EXERCISE MATERIAL:
* * *

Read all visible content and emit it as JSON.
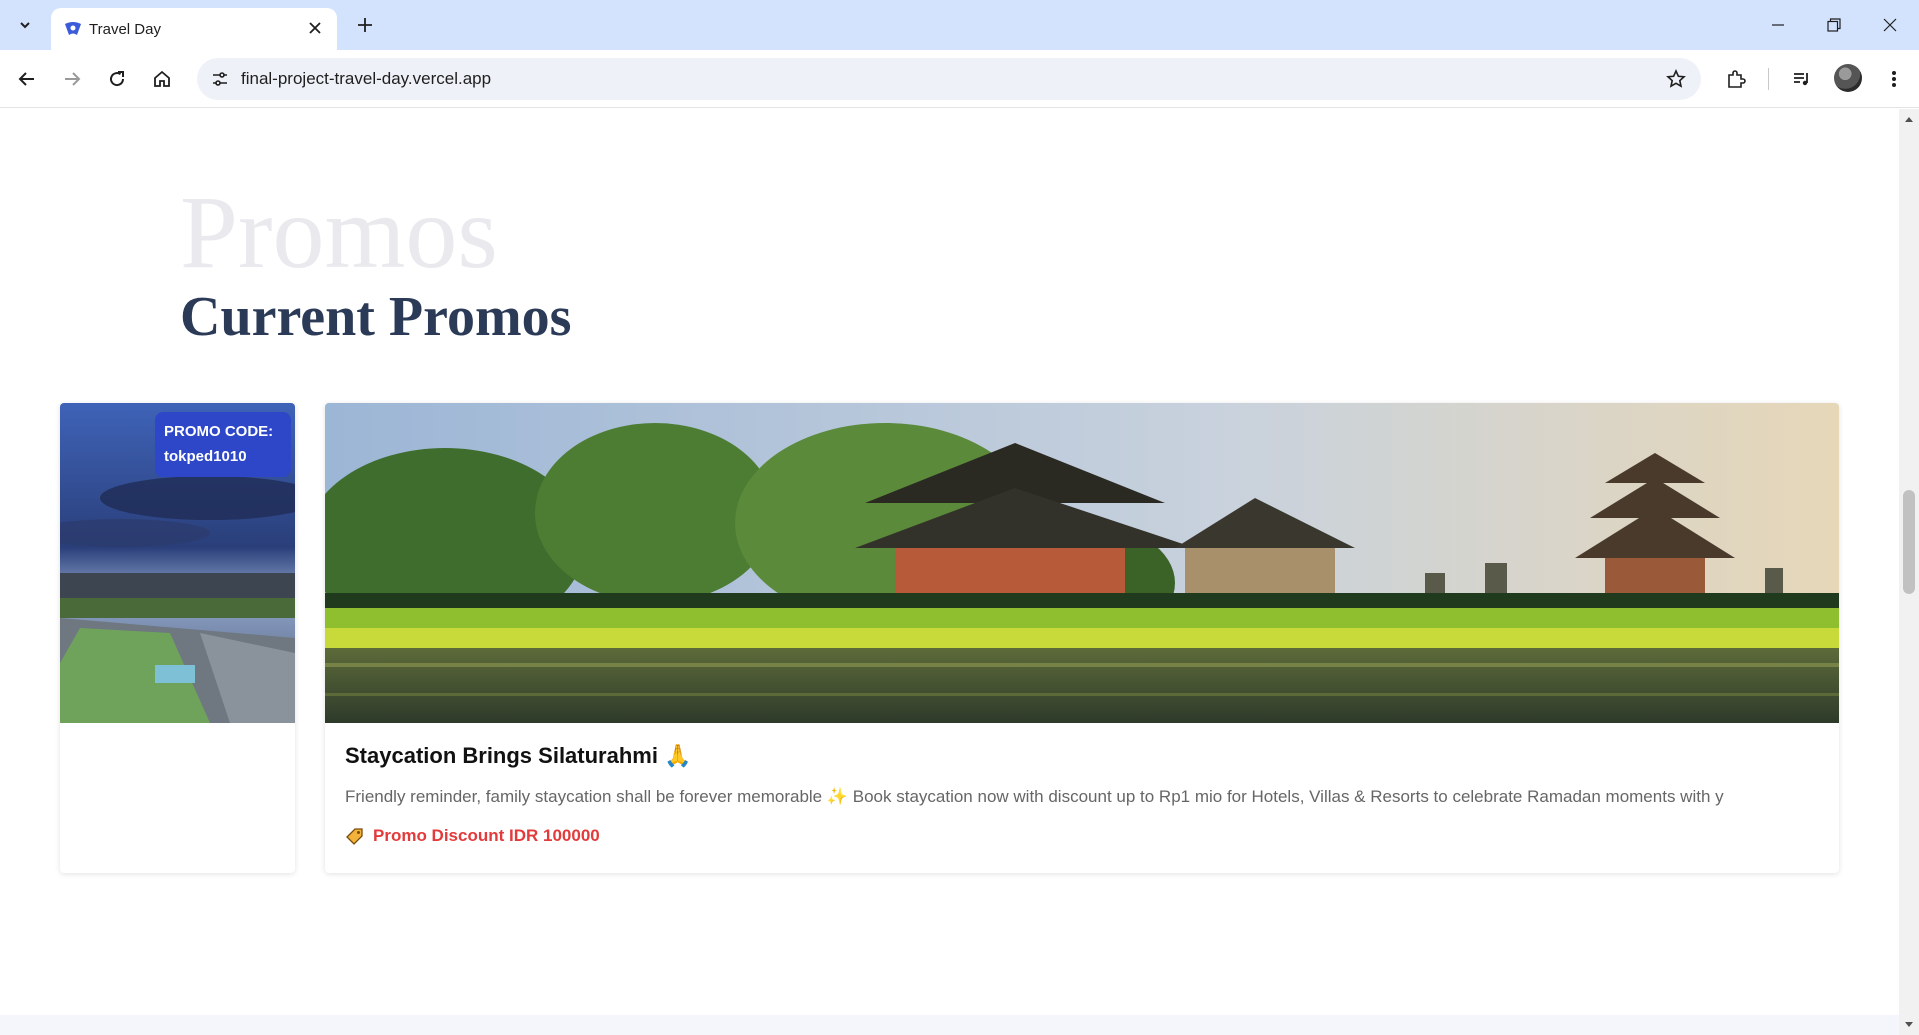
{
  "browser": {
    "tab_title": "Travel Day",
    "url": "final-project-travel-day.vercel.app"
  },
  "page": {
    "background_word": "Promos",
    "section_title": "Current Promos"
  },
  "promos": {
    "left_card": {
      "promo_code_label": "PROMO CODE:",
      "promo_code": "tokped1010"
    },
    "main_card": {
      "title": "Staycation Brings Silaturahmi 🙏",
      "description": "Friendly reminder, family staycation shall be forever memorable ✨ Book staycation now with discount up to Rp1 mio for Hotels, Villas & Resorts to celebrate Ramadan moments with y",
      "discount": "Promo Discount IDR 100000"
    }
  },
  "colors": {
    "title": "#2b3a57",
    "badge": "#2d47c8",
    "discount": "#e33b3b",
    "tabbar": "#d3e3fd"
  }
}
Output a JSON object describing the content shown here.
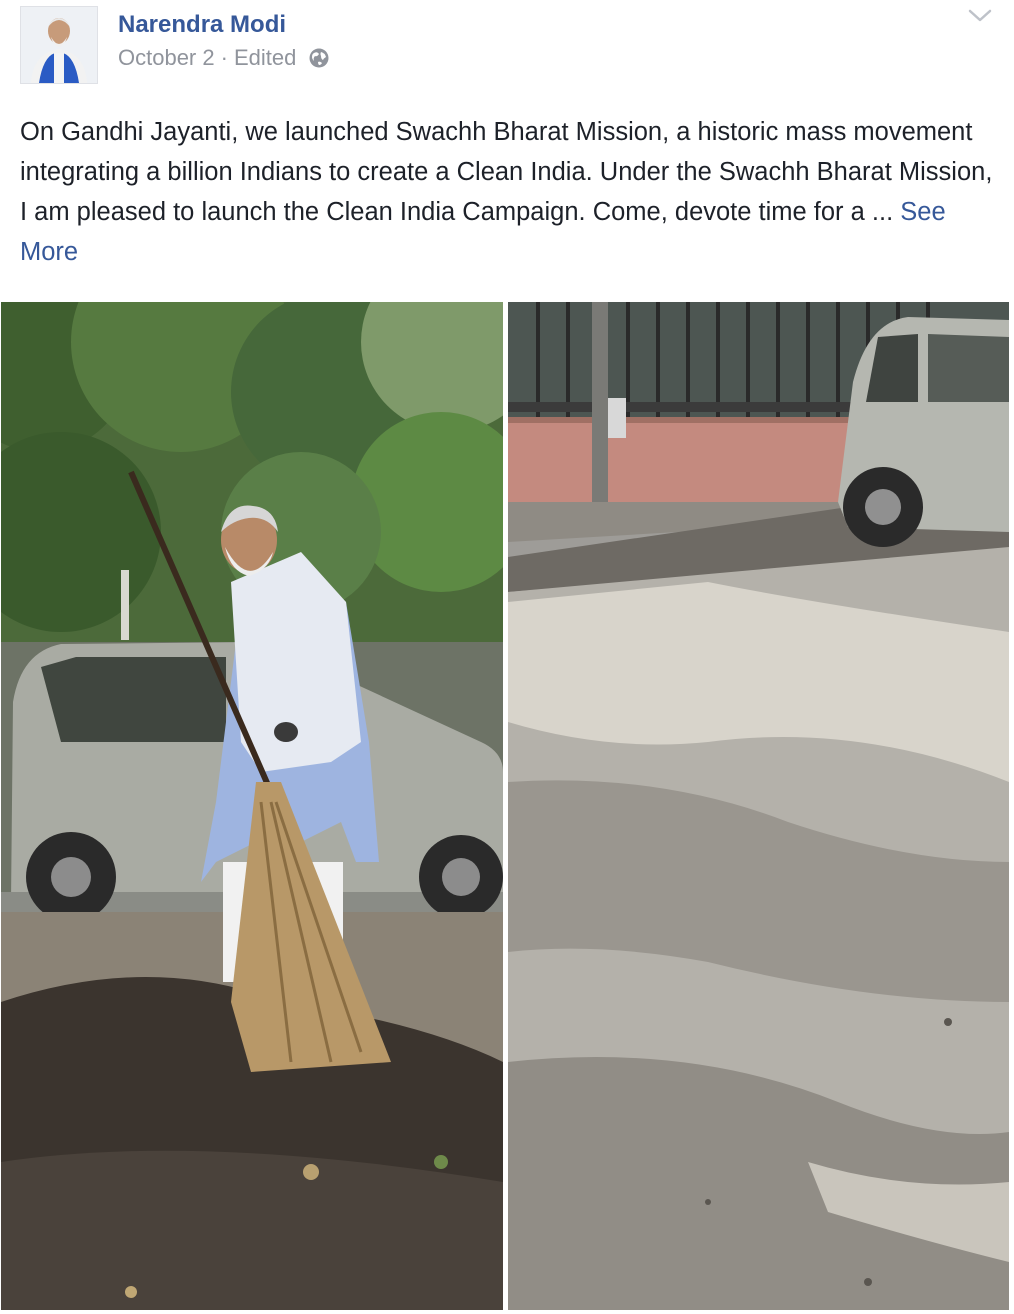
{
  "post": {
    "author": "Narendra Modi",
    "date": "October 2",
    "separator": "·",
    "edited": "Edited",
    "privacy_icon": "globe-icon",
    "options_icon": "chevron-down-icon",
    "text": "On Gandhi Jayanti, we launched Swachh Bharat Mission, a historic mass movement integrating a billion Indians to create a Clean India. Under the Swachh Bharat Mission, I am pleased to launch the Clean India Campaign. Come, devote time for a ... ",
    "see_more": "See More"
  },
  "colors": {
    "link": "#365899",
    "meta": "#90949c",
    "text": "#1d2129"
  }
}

* * *

TASK BRIEF: Filter out every line that lacks the word "content", and copy the rest.

RESULT OF THIS EXERCISE:
Read all visible content and emit it as JSON.
Output a JSON object describing the content shown here.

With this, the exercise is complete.